+++ 阅读材料

【PAT】【Advanced Level】1071. Speech Patterns (25)

1071. Speech Patterns (25)

时间限制

300 ms

内存限制

65536 kB

代码长度限制

16000 B

判题程序

Standard

作者

HOU, Qiming

People often have a preference among synonyms of the same word. For example, some may prefer "the police", while others may prefer "the cops". Analyzing such patterns can help to narrow down a speaker's identity, which is useful when validating, for example, whether it's still the same person behind an online avatar.

Now given a paragraph of text sampled from someone's speech, can you find the person's most commonly used word?

Input Specification:

Each input file contains one test case. For each case, there is one line of text no more than 1048576 characters in length, terminated by a carriage return '\n'. The input contains at least one alphanumerical character, i.e., one character from the set [0-9 A-Z a-z].

Output Specification:

For each test case, print in one line the most commonly occurring word in the input text, followed by a space and the number of times it has occurred in the input. If there are more than one such words, print the lexicographically smallest one. The word should be printed in all lower case. Here a "word" is defined as a continuous sequence of alphanumerical characters separated by non-alphanumerical characters or the line beginning/end.

Note that words are case insensitive.

Sample Input:

Can1: "Can a can can a can?  It can!"

++++++

__练习内容__
A. 根据 Speech Patterns 题目的输出说明，打印单词时应采用怎样的大小写形式？
B. 请从 Speech Patterns 题目最后一句之后续写下去。
这些记录另有出处，与 Speech Patterns 题目无关。

+++ 记录汇编

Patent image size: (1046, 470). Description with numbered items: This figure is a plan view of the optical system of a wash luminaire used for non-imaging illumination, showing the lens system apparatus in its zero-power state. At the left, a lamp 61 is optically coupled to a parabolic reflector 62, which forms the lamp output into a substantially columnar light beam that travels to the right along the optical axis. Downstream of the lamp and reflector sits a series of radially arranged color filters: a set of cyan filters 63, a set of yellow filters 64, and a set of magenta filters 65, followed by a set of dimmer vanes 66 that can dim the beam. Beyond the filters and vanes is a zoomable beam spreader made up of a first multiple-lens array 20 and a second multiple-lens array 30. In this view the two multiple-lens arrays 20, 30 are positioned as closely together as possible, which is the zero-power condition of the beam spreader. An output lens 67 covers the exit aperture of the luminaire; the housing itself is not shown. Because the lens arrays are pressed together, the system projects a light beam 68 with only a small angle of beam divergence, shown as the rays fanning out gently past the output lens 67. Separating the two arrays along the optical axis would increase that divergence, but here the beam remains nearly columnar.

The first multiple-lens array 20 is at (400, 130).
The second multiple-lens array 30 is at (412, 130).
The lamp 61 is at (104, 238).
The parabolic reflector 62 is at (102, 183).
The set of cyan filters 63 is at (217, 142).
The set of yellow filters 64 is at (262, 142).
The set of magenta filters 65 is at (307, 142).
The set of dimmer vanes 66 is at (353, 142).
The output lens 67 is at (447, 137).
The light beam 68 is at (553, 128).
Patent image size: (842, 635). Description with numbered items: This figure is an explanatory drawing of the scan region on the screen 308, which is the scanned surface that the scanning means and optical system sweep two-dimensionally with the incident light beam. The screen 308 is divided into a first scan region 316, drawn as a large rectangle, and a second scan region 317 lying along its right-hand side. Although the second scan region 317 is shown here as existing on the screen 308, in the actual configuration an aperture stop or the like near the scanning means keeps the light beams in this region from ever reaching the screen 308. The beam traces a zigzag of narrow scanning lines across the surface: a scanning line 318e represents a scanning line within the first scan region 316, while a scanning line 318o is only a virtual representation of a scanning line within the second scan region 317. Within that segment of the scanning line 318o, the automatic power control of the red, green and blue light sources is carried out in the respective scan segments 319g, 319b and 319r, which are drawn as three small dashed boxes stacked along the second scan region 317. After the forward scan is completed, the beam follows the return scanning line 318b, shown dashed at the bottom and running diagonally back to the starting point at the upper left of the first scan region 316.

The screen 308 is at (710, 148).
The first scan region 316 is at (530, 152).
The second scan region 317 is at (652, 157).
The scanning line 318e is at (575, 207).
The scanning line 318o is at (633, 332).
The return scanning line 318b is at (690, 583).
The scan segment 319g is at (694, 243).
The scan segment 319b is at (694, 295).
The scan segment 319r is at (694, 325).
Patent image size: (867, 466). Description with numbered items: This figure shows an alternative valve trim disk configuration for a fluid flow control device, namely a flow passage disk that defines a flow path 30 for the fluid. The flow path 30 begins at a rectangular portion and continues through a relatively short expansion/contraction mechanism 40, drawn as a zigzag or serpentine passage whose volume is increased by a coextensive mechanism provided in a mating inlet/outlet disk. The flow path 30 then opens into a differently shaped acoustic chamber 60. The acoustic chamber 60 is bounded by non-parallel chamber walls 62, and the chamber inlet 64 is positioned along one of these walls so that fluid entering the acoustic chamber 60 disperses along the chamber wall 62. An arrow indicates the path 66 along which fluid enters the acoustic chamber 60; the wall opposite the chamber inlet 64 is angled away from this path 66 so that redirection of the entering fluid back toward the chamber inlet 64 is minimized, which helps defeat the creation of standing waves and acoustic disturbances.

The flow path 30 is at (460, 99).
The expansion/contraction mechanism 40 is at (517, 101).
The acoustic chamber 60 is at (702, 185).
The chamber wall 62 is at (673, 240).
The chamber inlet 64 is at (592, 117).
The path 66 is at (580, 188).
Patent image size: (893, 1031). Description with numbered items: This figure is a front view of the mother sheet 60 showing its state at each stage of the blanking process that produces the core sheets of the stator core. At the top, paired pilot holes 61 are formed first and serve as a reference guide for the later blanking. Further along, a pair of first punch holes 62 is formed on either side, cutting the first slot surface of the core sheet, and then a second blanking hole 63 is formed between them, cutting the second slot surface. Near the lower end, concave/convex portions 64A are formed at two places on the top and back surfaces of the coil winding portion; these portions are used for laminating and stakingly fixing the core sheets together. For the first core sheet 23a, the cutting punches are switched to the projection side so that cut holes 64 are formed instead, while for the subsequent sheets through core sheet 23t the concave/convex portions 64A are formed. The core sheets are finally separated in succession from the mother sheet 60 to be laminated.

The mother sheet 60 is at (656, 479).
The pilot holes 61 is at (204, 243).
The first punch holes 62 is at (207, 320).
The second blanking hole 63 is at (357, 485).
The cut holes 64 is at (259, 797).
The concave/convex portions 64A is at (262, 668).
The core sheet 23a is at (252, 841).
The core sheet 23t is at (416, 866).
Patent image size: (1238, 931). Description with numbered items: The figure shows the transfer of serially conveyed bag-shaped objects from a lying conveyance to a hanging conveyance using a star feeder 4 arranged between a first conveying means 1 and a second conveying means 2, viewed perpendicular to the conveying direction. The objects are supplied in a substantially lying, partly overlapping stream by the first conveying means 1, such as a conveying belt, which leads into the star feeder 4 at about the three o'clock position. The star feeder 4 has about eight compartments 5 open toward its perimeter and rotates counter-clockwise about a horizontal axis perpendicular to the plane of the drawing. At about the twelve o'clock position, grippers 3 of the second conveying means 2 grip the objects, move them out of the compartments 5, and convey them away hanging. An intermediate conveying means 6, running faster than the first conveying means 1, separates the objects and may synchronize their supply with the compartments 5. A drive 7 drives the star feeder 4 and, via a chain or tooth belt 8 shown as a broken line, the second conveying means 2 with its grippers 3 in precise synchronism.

++++++

__参考答案__
A. 全部小写。

B.
Sample Output:

can 5

原题链接：

https://www.patest.cn/contests/pat-a-practise/1071

https://www.nowcoder.com/pat/5/problem/4120

思路：

字符串处理

逐位读入，每当产生了一个字符串，map进行映射，没有出现过的压入vector、map中设为1，出现过的直接map中+1。

处理完输入之后对vector，依照map中映射的数目进行排序，最后取出最大的

pat上险些超时。。

用char*可能会快一点。。

CODE：

#include<cstring>
#include<iostream>
#include<string>
#include<cstdio>
#include<map>
#include<vector>
#include<algorithm>
using namespace std;

vector<string> vec;

map<string,int> ma;

bool cmp(string a,string b)
{
	if (ma[a]==ma[b])
		return a<b;
	else
		return ma[a]>ma[b];
}

int main()
{
	string t;
	char c;
	t="";
	while (c=getchar())
	{
		//cout<<c;
		if (c>='A'&&c<='Z')
		{
			c+=32;
		}
		if ((c>='a'&&c<='z')||(c>='0'&&c<='9'))
		{
			t+=c;
		}
		else
		{
			if (t!="")
			{
				if (ma[t]!=0)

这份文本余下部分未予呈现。